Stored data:

## start

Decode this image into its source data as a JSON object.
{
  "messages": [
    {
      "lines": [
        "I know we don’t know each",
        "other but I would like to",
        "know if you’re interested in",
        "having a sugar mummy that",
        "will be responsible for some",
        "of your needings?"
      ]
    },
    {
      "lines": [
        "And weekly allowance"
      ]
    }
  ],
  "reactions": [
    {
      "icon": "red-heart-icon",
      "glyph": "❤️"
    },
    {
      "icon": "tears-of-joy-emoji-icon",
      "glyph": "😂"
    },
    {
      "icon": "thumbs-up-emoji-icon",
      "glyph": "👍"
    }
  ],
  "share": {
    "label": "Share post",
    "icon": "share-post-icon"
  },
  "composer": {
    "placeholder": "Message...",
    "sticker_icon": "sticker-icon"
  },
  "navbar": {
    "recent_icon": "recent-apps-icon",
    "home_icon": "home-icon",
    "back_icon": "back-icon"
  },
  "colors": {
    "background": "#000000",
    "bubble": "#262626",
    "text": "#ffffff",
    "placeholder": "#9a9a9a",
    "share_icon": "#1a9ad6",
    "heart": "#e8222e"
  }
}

## end

◆ Stated exercise
Gather every line from the listing above in which "placeholder" appears, and copy those lines.

◆ Solution
    "placeholder": "Message...",
    "placeholder": "#9a9a9a",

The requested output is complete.